SHORT PROBLEM → Look through the lines below and extract each one that contains "learning".

RECORD EXTRACTS →
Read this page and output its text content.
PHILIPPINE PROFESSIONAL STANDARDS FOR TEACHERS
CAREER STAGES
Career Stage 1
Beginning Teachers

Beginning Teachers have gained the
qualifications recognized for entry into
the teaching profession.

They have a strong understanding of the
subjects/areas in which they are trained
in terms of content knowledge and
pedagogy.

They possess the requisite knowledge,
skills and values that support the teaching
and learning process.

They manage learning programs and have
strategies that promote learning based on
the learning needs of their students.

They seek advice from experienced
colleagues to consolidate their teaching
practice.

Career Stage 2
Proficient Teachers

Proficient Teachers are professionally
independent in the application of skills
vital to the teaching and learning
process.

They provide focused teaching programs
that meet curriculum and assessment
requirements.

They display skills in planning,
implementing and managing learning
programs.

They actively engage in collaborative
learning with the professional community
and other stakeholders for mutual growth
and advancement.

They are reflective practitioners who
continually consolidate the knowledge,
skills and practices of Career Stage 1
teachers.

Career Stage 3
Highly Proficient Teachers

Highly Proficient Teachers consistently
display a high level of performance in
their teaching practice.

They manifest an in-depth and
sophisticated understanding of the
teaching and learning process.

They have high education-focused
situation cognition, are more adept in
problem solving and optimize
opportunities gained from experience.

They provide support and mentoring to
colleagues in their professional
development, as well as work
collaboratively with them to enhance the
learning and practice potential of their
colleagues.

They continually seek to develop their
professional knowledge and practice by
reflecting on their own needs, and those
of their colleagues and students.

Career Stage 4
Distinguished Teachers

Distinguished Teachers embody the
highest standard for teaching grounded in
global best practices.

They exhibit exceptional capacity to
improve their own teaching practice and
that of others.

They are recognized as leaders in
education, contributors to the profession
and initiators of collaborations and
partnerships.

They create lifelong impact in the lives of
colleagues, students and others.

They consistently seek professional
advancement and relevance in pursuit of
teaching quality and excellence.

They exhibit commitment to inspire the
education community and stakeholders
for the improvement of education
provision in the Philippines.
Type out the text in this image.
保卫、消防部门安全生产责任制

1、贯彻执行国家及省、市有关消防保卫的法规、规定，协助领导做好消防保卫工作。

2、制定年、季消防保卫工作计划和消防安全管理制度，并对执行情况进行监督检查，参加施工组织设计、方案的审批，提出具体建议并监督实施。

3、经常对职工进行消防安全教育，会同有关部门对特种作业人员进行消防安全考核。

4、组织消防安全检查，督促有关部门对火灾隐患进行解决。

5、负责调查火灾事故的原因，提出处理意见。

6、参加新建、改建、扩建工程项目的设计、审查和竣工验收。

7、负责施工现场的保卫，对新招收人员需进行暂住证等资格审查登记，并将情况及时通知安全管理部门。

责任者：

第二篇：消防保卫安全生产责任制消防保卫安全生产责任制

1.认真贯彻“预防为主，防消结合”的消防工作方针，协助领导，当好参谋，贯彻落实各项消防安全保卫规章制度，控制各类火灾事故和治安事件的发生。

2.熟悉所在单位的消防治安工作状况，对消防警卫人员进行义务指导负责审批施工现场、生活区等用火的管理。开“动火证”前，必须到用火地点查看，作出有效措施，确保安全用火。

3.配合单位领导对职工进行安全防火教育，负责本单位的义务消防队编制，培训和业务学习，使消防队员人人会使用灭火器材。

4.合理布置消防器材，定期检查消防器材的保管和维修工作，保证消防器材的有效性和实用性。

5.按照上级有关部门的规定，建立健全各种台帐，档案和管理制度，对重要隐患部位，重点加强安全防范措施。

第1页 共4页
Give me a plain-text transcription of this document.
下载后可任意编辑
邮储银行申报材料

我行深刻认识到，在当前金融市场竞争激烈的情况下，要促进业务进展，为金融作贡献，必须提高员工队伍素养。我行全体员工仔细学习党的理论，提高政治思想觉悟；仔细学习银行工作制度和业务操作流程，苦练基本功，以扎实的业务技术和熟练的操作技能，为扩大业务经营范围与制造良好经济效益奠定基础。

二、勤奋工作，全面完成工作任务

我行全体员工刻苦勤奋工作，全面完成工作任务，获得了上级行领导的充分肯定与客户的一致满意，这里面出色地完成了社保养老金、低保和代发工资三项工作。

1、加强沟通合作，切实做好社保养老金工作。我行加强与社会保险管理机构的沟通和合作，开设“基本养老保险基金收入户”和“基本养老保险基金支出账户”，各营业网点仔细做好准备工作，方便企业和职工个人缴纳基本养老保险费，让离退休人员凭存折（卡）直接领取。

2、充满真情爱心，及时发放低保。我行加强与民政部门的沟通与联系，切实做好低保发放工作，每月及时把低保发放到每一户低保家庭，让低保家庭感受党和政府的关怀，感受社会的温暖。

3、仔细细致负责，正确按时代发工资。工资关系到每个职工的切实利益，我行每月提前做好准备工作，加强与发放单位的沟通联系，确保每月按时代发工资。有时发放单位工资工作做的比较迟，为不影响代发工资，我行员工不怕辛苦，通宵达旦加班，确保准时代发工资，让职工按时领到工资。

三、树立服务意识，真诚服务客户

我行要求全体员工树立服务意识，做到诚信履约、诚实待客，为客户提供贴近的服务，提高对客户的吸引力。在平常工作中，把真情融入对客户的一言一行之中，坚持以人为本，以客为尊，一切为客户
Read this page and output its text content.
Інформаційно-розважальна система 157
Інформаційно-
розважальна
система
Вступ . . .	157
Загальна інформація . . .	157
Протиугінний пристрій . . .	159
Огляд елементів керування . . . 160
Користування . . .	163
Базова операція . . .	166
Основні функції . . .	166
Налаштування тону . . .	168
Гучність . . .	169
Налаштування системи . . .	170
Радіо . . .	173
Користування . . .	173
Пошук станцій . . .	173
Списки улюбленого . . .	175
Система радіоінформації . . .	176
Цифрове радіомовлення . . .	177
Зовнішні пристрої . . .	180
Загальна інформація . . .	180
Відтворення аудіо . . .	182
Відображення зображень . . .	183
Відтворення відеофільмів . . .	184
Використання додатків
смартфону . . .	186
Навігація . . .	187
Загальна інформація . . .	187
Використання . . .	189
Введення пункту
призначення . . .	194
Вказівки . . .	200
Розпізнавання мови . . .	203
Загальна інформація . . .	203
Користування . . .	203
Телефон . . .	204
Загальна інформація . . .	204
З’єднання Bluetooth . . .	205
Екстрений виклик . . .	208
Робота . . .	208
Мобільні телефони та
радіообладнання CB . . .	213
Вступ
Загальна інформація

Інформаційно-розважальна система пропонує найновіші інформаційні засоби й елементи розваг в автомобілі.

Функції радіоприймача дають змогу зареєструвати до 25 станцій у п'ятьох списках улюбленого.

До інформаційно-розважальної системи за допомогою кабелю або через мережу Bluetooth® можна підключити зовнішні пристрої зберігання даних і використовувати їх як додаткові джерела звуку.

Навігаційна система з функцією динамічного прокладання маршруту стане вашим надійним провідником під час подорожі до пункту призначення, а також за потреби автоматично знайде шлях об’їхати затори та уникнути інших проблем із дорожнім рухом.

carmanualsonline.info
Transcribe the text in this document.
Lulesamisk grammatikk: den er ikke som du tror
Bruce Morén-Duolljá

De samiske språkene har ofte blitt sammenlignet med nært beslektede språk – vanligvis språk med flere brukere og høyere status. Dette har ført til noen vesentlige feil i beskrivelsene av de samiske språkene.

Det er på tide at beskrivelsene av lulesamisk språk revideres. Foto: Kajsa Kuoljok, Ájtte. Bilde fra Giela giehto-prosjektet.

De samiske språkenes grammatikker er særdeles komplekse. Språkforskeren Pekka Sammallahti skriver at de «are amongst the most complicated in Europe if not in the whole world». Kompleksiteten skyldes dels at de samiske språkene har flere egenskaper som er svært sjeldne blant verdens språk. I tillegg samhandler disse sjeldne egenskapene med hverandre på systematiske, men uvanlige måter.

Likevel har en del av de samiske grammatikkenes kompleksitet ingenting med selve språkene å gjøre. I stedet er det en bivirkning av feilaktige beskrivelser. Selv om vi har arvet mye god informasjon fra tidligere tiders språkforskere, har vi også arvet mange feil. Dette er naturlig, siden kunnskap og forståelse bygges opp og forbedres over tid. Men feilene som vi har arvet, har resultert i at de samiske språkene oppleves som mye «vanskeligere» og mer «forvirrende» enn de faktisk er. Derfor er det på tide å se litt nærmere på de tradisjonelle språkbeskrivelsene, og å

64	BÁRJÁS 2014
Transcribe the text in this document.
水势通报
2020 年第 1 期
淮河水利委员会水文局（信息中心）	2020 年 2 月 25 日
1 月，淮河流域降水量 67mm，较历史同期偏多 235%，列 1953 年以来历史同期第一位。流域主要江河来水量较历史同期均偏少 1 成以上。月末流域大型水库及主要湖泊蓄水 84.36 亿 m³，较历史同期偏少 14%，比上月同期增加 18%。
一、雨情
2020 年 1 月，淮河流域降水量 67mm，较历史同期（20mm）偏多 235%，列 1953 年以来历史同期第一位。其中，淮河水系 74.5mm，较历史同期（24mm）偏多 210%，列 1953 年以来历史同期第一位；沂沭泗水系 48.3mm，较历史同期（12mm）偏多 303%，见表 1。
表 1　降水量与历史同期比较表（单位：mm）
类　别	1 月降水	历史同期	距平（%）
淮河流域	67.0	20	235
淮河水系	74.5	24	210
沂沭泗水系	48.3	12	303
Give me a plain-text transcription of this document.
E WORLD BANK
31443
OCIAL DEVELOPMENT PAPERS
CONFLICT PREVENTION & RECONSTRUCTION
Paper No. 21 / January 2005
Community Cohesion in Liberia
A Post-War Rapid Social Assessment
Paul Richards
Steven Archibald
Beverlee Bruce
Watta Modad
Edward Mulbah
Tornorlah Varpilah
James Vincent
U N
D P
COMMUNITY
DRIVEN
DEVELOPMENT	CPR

RESPONSE TO THE EXERCISE →
and learning process.
They manage learning programs and have
strategies that promote learning based on
the learning needs of their students.
vital to the teaching and learning
implementing and managing learning
learning with the professional community
teaching and learning process.
learning and practice potential of their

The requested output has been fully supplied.